■ GIVEN DATA
◇ ◇ ◇ ◇

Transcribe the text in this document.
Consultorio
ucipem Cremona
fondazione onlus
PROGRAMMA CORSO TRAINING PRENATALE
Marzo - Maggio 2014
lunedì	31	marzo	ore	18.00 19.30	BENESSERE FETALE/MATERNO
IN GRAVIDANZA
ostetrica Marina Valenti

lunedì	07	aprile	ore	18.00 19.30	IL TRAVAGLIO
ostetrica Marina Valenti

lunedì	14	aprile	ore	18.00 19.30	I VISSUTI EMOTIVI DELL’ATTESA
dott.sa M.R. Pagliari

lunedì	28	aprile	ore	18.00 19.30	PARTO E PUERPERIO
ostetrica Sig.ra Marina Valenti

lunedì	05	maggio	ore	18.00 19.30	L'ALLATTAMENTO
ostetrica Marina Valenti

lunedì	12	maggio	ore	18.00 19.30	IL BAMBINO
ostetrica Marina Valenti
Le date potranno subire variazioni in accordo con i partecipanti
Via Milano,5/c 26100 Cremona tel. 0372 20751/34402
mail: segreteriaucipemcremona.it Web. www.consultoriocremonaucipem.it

◇ ◇ ◇ ◇

■ WHAT YOU SHOULD DO
Give all the records again. Match them exactly.

■ EXPECTED OUTPUT
Transcribe the text in this document.
Consultorio
ucipem Cremona
fondazione onlus
PROGRAMMA CORSO TRAINING PRENATALE
Marzo - Maggio 2014
lunedì	31	marzo	ore	18.00 19.30	BENESSERE FETALE/MATERNO
IN GRAVIDANZA
ostetrica Marina Valenti

lunedì	07	aprile	ore	18.00 19.30	IL TRAVAGLIO
ostetrica Marina Valenti

lunedì	14	aprile	ore	18.00 19.30	I VISSUTI EMOTIVI DELL’ATTESA
dott.sa M.R. Pagliari

lunedì	28	aprile	ore	18.00 19.30	PARTO E PUERPERIO
ostetrica Sig.ra Marina Valenti

lunedì	05	maggio	ore	18.00 19.30	L'ALLATTAMENTO
ostetrica Marina Valenti

lunedì	12	maggio	ore	18.00 19.30	IL BAMBINO
ostetrica Marina Valenti
Le date potranno subire variazioni in accordo con i partecipanti
Via Milano,5/c 26100 Cremona tel. 0372 20751/34402
mail: segreteriaucipemcremona.it Web. www.consultoriocremonaucipem.it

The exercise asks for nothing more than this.